- **Given task**
Find the lines with the string "mortality" and return them.

- **Recorded information**
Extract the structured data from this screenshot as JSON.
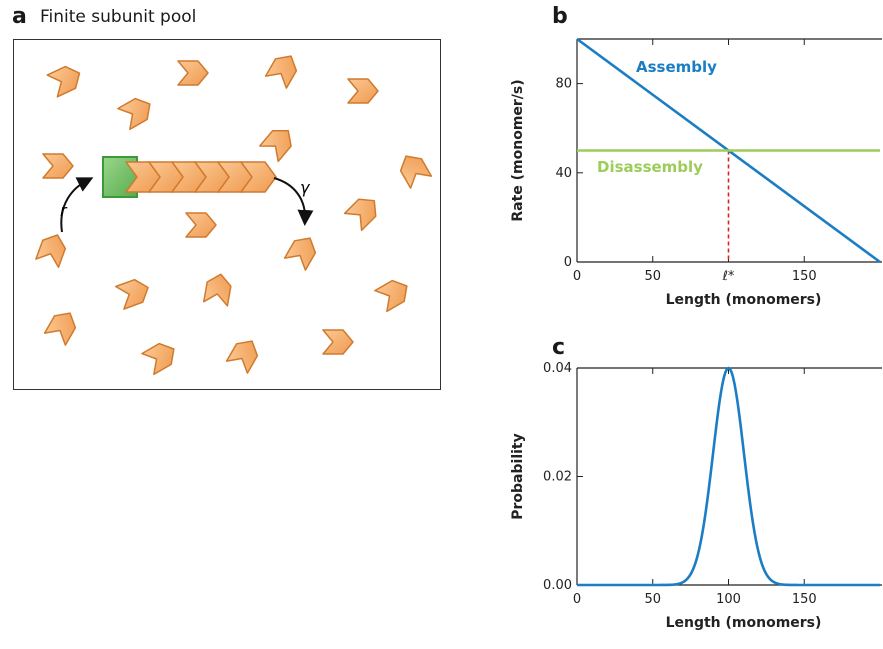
{
  "panel_a": {
    "letter": "a",
    "title": "Finite subunit pool",
    "rate_in_label": "r",
    "rate_out_label": "γ",
    "colors": {
      "subunit_fill": "#f4ad6a",
      "subunit_stroke": "#d07a2e",
      "seed_fill": "#74c06a",
      "seed_stroke": "#3c9a3b"
    }
  },
  "panel_b": {
    "letter": "b",
    "assembly_label": "Assembly",
    "disassembly_label": "Disassembly",
    "lstar_label": "ℓ*"
  },
  "panel_c": {
    "letter": "c"
  },
  "chart_data": [
    {
      "type": "line",
      "panel": "b",
      "ylabel": "Rate (monomer/s)",
      "xlabel": "Length (monomers)",
      "xlim": [
        0,
        200
      ],
      "ylim": [
        0,
        100
      ],
      "xticks": [
        {
          "value": 0,
          "label": "0"
        },
        {
          "value": 50,
          "label": "50"
        },
        {
          "value": 100,
          "label": "ℓ*"
        },
        {
          "value": 150,
          "label": "150"
        }
      ],
      "yticks": [
        {
          "value": 0,
          "label": "0"
        },
        {
          "value": 40,
          "label": "40"
        },
        {
          "value": 80,
          "label": "80"
        }
      ],
      "series": [
        {
          "name": "Assembly",
          "color": "#1b7dc4",
          "x": [
            0,
            200
          ],
          "y": [
            100,
            0
          ]
        },
        {
          "name": "Disassembly",
          "color": "#9dcc5a",
          "x": [
            0,
            200
          ],
          "y": [
            50,
            50
          ]
        }
      ],
      "marker_x": 100,
      "marker_color": "#d9261c"
    },
    {
      "type": "line",
      "panel": "c",
      "ylabel": "Probability",
      "xlabel": "Length (monomers)",
      "xlim": [
        0,
        200
      ],
      "ylim": [
        0,
        0.04
      ],
      "xticks": [
        {
          "value": 0,
          "label": "0"
        },
        {
          "value": 50,
          "label": "50"
        },
        {
          "value": 100,
          "label": "100"
        },
        {
          "value": 150,
          "label": "150"
        }
      ],
      "yticks": [
        {
          "value": 0,
          "label": "0.00"
        },
        {
          "value": 0.02,
          "label": "0.02"
        },
        {
          "value": 0.04,
          "label": "0.04"
        }
      ],
      "series": [
        {
          "color": "#1b7dc4",
          "x": [
            0,
            60,
            70,
            75,
            80,
            85,
            90,
            95,
            100,
            105,
            110,
            115,
            120,
            125,
            130,
            140,
            200
          ],
          "y": [
            0,
            0.0002,
            0.001,
            0.0023,
            0.0054,
            0.0114,
            0.0215,
            0.033,
            0.04,
            0.033,
            0.0215,
            0.0114,
            0.0054,
            0.0023,
            0.001,
            0.0002,
            0
          ]
        }
      ]
    }
  ]
}
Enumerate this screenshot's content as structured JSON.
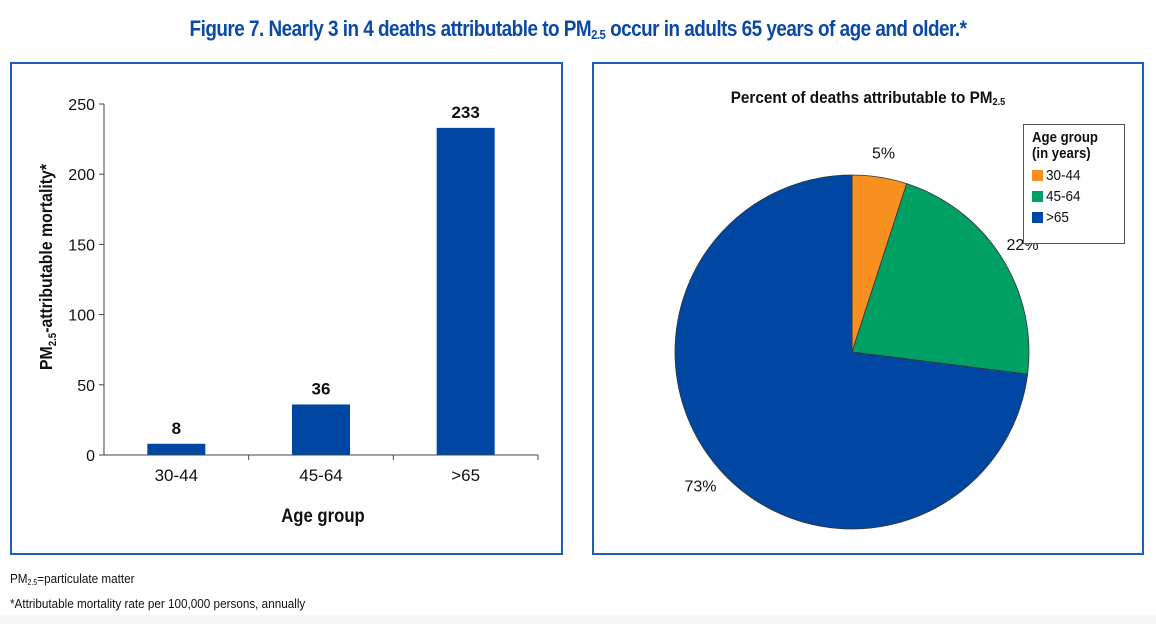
{
  "figure": {
    "title_pre": "Figure 7. Nearly 3 in 4 deaths attributable to PM",
    "title_sub": "2.5",
    "title_post": " occur in adults 65 years of age and older.*",
    "title_color": "#0a4aa4"
  },
  "footnotes": {
    "pm_pre": "PM",
    "pm_sub": "2.5",
    "pm_post": "=particulate matter",
    "asterisk": "*Attributable mortality rate per 100,000 persons, annually"
  },
  "chart_data": [
    {
      "type": "bar",
      "title": "",
      "categories": [
        "30-44",
        "45-64",
        ">65"
      ],
      "values": [
        8,
        36,
        233
      ],
      "data_labels": [
        "8",
        "36",
        "233"
      ],
      "xlabel": "Age group",
      "ylabel_pre": "PM",
      "ylabel_sub": "2.5",
      "ylabel_post": "-attributable mortality*",
      "ylim": [
        0,
        250
      ],
      "yticks": [
        0,
        50,
        100,
        150,
        200,
        250
      ],
      "grid": false,
      "bar_color": "#0047a3"
    },
    {
      "type": "pie",
      "title_pre": "Percent of deaths attributable to PM",
      "title_sub": "2.5",
      "legend_title_line1": "Age group",
      "legend_title_line2": "(in years)",
      "legend_position": "top-right",
      "categories": [
        "30-44",
        "45-64",
        ">65"
      ],
      "values": [
        5,
        22,
        73
      ],
      "labels": [
        "5%",
        "22%",
        "73%"
      ],
      "colors": [
        "#f7901e",
        "#00a065",
        "#0047a3"
      ],
      "start_angle": "12 o'clock",
      "direction": "clockwise"
    }
  ]
}
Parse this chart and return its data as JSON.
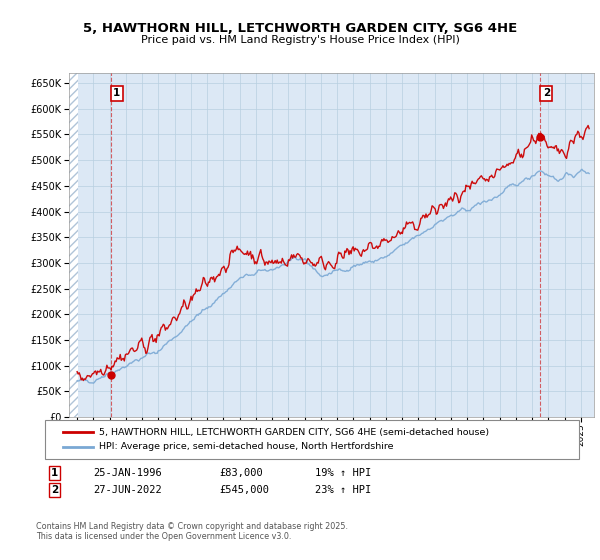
{
  "title": "5, HAWTHORN HILL, LETCHWORTH GARDEN CITY, SG6 4HE",
  "subtitle": "Price paid vs. HM Land Registry's House Price Index (HPI)",
  "legend_line1": "5, HAWTHORN HILL, LETCHWORTH GARDEN CITY, SG6 4HE (semi-detached house)",
  "legend_line2": "HPI: Average price, semi-detached house, North Hertfordshire",
  "annotation1_date": "25-JAN-1996",
  "annotation1_price": "£83,000",
  "annotation1_hpi": "19% ↑ HPI",
  "annotation2_date": "27-JUN-2022",
  "annotation2_price": "£545,000",
  "annotation2_hpi": "23% ↑ HPI",
  "footer": "Contains HM Land Registry data © Crown copyright and database right 2025.\nThis data is licensed under the Open Government Licence v3.0.",
  "sale1_x": 1996.07,
  "sale1_y": 83000,
  "sale2_x": 2022.49,
  "sale2_y": 545000,
  "red_color": "#cc0000",
  "blue_color": "#7aa8d4",
  "bg_color": "#dce8f5",
  "hatch_color": "#b0c4d8",
  "grid_color": "#b8cfe0",
  "ylim": [
    0,
    670000
  ],
  "xlim_start": 1993.5,
  "xlim_end": 2025.8
}
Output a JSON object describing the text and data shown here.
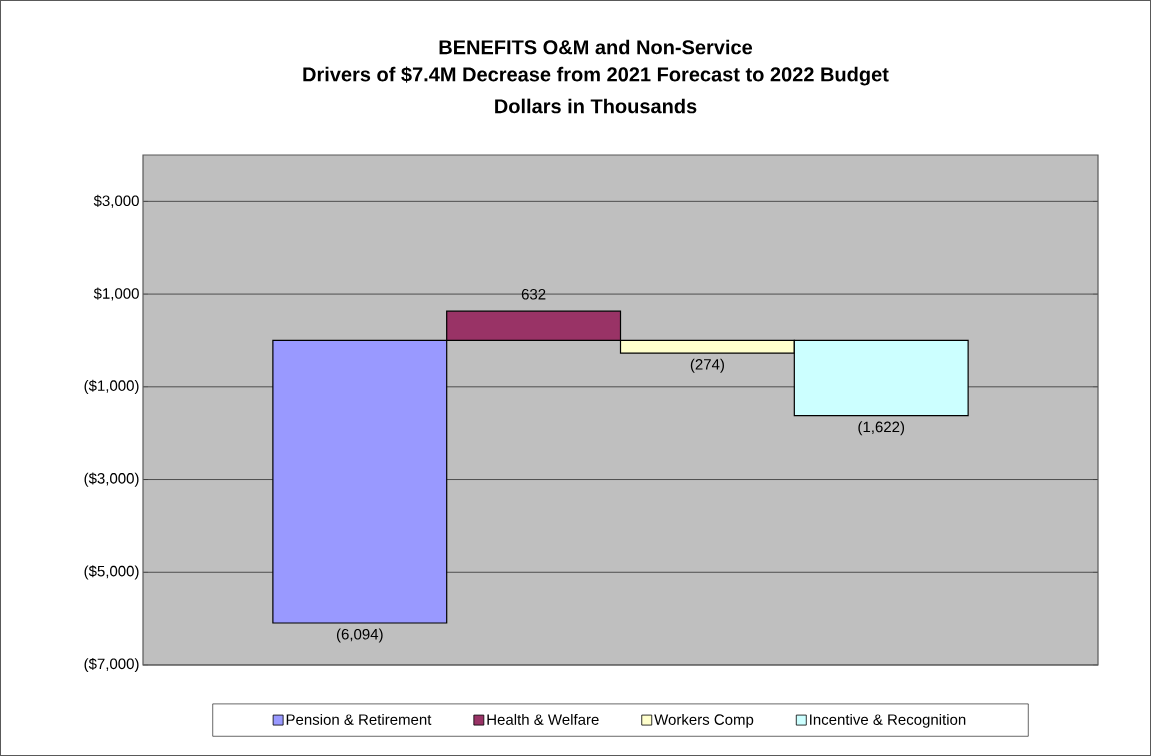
{
  "chart_data": {
    "type": "bar",
    "title": "BENEFITS O&M and Non-Service",
    "subtitle": "Drivers of $7.4M Decrease from 2021 Forecast to 2022 Budget",
    "annotations": [
      "Dollars in Thousands"
    ],
    "categories": [
      null
    ],
    "series": [
      {
        "name": "Pension & Retirement",
        "color": "#9999ff",
        "values": [
          -6094
        ],
        "value_labels": [
          "(6,094)"
        ]
      },
      {
        "name": "Health & Welfare",
        "color": "#993366",
        "values": [
          632
        ],
        "value_labels": [
          "632"
        ]
      },
      {
        "name": "Workers Comp",
        "color": "#ffffcc",
        "values": [
          -274
        ],
        "value_labels": [
          "(274)"
        ]
      },
      {
        "name": "Incentive & Recognition",
        "color": "#ccffff",
        "values": [
          -1622
        ],
        "value_labels": [
          "(1,622)"
        ]
      }
    ],
    "ylim": [
      -7000,
      4000
    ],
    "yticks": [
      {
        "value": -7000,
        "label": "($7,000)"
      },
      {
        "value": -5000,
        "label": "($5,000)"
      },
      {
        "value": -3000,
        "label": "($3,000)"
      },
      {
        "value": -1000,
        "label": "($1,000)"
      },
      {
        "value": 1000,
        "label": "$1,000"
      },
      {
        "value": 3000,
        "label": "$3,000"
      }
    ],
    "grid": "y",
    "legend": "bottom",
    "tick_labels": "y"
  }
}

- **Written reply**
    "asterisk": "*Attributable mortality rate per 100,000 persons, annually"
      "ylabel_post": "-attributable mortality*",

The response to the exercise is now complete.